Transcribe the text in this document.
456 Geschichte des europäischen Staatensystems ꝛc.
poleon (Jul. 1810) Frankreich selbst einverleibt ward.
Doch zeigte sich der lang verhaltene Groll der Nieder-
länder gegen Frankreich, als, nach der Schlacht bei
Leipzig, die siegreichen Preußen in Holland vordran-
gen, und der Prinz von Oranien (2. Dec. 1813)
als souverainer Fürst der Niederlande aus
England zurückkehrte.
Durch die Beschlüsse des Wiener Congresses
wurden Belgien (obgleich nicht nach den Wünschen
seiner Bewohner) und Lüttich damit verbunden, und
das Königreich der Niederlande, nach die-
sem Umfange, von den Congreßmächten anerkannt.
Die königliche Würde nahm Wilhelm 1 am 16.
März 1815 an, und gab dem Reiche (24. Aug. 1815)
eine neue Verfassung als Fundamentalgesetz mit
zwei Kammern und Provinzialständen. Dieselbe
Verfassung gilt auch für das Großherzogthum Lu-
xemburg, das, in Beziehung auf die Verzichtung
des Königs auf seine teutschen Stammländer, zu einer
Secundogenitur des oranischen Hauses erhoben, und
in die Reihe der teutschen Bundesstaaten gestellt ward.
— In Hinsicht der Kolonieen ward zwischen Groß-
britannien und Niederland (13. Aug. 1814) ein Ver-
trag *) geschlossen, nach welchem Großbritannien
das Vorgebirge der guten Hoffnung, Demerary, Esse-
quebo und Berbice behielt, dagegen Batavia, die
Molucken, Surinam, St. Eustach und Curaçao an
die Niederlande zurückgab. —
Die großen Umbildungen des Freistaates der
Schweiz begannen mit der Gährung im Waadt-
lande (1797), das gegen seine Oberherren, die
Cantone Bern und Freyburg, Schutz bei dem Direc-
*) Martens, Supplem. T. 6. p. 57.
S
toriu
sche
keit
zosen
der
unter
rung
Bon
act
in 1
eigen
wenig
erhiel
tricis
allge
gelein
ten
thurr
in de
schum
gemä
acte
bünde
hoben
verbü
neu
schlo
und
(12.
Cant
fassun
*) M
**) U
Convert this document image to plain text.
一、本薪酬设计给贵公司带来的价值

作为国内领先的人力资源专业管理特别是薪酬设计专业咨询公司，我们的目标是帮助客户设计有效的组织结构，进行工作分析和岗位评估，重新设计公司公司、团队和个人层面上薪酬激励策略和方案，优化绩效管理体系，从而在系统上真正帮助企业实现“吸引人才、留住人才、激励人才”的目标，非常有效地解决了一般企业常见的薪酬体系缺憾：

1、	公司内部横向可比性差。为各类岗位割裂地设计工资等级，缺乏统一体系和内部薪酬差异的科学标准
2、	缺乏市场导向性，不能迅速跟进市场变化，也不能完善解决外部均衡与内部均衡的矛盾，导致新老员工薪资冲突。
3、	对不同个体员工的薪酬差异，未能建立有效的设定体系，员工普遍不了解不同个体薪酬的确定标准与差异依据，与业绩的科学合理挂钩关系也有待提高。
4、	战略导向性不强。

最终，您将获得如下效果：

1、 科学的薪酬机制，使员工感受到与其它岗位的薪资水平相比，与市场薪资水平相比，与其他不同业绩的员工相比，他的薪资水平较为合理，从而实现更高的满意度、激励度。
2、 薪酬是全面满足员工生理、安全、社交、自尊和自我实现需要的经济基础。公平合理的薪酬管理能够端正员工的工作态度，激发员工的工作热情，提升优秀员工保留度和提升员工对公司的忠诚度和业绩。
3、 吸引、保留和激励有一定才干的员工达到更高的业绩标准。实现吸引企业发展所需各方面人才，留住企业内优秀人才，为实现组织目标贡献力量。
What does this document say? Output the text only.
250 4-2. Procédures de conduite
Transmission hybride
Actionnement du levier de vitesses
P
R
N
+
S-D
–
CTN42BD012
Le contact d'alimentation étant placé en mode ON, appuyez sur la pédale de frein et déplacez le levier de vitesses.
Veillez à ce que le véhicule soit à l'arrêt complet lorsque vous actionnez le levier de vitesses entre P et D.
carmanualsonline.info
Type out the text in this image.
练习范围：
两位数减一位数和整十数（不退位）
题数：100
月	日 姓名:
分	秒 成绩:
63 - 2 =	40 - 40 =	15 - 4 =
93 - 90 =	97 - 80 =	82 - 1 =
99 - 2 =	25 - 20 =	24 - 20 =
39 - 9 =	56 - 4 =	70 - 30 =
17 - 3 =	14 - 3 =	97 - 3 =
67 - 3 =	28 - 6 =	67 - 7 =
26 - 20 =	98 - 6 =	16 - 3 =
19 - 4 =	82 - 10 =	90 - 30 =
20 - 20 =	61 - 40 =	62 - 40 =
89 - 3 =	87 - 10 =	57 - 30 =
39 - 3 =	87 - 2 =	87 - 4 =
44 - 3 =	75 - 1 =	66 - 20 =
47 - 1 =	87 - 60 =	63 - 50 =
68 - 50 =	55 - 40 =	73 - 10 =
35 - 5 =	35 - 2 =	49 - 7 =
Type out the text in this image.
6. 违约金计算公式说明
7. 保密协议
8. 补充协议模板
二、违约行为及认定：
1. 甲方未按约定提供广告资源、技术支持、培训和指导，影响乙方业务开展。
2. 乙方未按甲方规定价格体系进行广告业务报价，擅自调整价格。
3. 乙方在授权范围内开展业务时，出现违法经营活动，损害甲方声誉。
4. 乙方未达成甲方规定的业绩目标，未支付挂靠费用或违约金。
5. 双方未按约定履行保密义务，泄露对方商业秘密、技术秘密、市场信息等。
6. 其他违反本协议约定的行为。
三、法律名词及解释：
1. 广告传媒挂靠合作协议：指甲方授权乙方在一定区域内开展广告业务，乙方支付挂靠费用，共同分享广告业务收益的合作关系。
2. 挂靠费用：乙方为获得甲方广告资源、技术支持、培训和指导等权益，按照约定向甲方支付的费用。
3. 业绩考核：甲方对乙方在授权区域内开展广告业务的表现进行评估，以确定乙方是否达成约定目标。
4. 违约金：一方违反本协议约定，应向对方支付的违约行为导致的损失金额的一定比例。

::::

» What is asked: Quote each line of the listing above exactly.

» Written solution:
Transcribe the text in this document.
456 Geschichte des europäischen Staatensystems ꝛc.
poleon (Jul. 1810) Frankreich selbst einverleibt ward.
Doch zeigte sich der lang verhaltene Groll der Nieder-
länder gegen Frankreich, als, nach der Schlacht bei
Leipzig, die siegreichen Preußen in Holland vordran-
gen, und der Prinz von Oranien (2. Dec. 1813)
als souverainer Fürst der Niederlande aus
England zurückkehrte.
Durch die Beschlüsse des Wiener Congresses
wurden Belgien (obgleich nicht nach den Wünschen
seiner Bewohner) und Lüttich damit verbunden, und
das Königreich der Niederlande, nach die-
sem Umfange, von den Congreßmächten anerkannt.
Die königliche Würde nahm Wilhelm 1 am 16.
März 1815 an, und gab dem Reiche (24. Aug. 1815)
eine neue Verfassung als Fundamentalgesetz mit
zwei Kammern und Provinzialständen. Dieselbe
Verfassung gilt auch für das Großherzogthum Lu-
xemburg, das, in Beziehung auf die Verzichtung
des Königs auf seine teutschen Stammländer, zu einer
Secundogenitur des oranischen Hauses erhoben, und
in die Reihe der teutschen Bundesstaaten gestellt ward.
— In Hinsicht der Kolonieen ward zwischen Groß-
britannien und Niederland (13. Aug. 1814) ein Ver-
trag *) geschlossen, nach welchem Großbritannien
das Vorgebirge der guten Hoffnung, Demerary, Esse-
quebo und Berbice behielt, dagegen Batavia, die
Molucken, Surinam, St. Eustach und Curaçao an
die Niederlande zurückgab. —
Die großen Umbildungen des Freistaates der
Schweiz begannen mit der Gährung im Waadt-
lande (1797), das gegen seine Oberherren, die
Cantone Bern und Freyburg, Schutz bei dem Direc-
*) Martens, Supplem. T. 6. p. 57.
S
toriu
sche
keit
zosen
der
unter
rung
Bon
act
in 1
eigen
wenig
erhiel
tricis
allge
gelein
ten
thurr
in de
schum
gemä
acte
bünde
hoben
verbü
neu
schlo
und
(12.
Cant
fassun
*) M
**) U
Convert this document image to plain text.
一、本薪酬设计给贵公司带来的价值

作为国内领先的人力资源专业管理特别是薪酬设计专业咨询公司，我们的目标是帮助客户设计有效的组织结构，进行工作分析和岗位评估，重新设计公司公司、团队和个人层面上薪酬激励策略和方案，优化绩效管理体系，从而在系统上真正帮助企业实现“吸引人才、留住人才、激励人才”的目标，非常有效地解决了一般企业常见的薪酬体系缺憾：

1、	公司内部横向可比性差。为各类岗位割裂地设计工资等级，缺乏统一体系和内部薪酬差异的科学标准
2、	缺乏市场导向性，不能迅速跟进市场变化，也不能完善解决外部均衡与内部均衡的矛盾，导致新老员工薪资冲突。
3、	对不同个体员工的薪酬差异，未能建立有效的设定体系，员工普遍不了解不同个体薪酬的确定标准与差异依据，与业绩的科学合理挂钩关系也有待提高。
4、	战略导向性不强。

最终，您将获得如下效果：

1、 科学的薪酬机制，使员工感受到与其它岗位的薪资水平相比，与市场薪资水平相比，与其他不同业绩的员工相比，他的薪资水平较为合理，从而实现更高的满意度、激励度。
2、 薪酬是全面满足员工生理、安全、社交、自尊和自我实现需要的经济基础。公平合理的薪酬管理能够端正员工的工作态度，激发员工的工作热情，提升优秀员工保留度和提升员工对公司的忠诚度和业绩。
3、 吸引、保留和激励有一定才干的员工达到更高的业绩标准。实现吸引企业发展所需各方面人才，留住企业内优秀人才，为实现组织目标贡献力量。
What does this document say? Output the text only.
250 4-2. Procédures de conduite
Transmission hybride
Actionnement du levier de vitesses
P
R
N
+
S-D
–
CTN42BD012
Le contact d'alimentation étant placé en mode ON, appuyez sur la pédale de frein et déplacez le levier de vitesses.
Veillez à ce que le véhicule soit à l'arrêt complet lorsque vous actionnez le levier de vitesses entre P et D.
carmanualsonline.info
Type out the text in this image.
练习范围：
两位数减一位数和整十数（不退位）
题数：100
月	日 姓名:
分	秒 成绩:
63 - 2 =	40 - 40 =	15 - 4 =
93 - 90 =	97 - 80 =	82 - 1 =
99 - 2 =	25 - 20 =	24 - 20 =
39 - 9 =	56 - 4 =	70 - 30 =
17 - 3 =	14 - 3 =	97 - 3 =
67 - 3 =	28 - 6 =	67 - 7 =
26 - 20 =	98 - 6 =	16 - 3 =
19 - 4 =	82 - 10 =	90 - 30 =
20 - 20 =	61 - 40 =	62 - 40 =
89 - 3 =	87 - 10 =	57 - 30 =
39 - 3 =	87 - 2 =	87 - 4 =
44 - 3 =	75 - 1 =	66 - 20 =
47 - 1 =	87 - 60 =	63 - 50 =
68 - 50 =	55 - 40 =	73 - 10 =
35 - 5 =	35 - 2 =	49 - 7 =
Type out the text in this image.
6. 违约金计算公式说明
7. 保密协议
8. 补充协议模板
二、违约行为及认定：
1. 甲方未按约定提供广告资源、技术支持、培训和指导，影响乙方业务开展。
2. 乙方未按甲方规定价格体系进行广告业务报价，擅自调整价格。
3. 乙方在授权范围内开展业务时，出现违法经营活动，损害甲方声誉。
4. 乙方未达成甲方规定的业绩目标，未支付挂靠费用或违约金。
5. 双方未按约定履行保密义务，泄露对方商业秘密、技术秘密、市场信息等。
6. 其他违反本协议约定的行为。
三、法律名词及解释：
1. 广告传媒挂靠合作协议：指甲方授权乙方在一定区域内开展广告业务，乙方支付挂靠费用，共同分享广告业务收益的合作关系。
2. 挂靠费用：乙方为获得甲方广告资源、技术支持、培训和指导等权益，按照约定向甲方支付的费用。
3. 业绩考核：甲方对乙方在授权区域内开展广告业务的表现进行评估，以确定乙方是否达成约定目标。
4. 违约金：一方违反本协议约定，应向对方支付的违约行为导致的损失金额的一定比例。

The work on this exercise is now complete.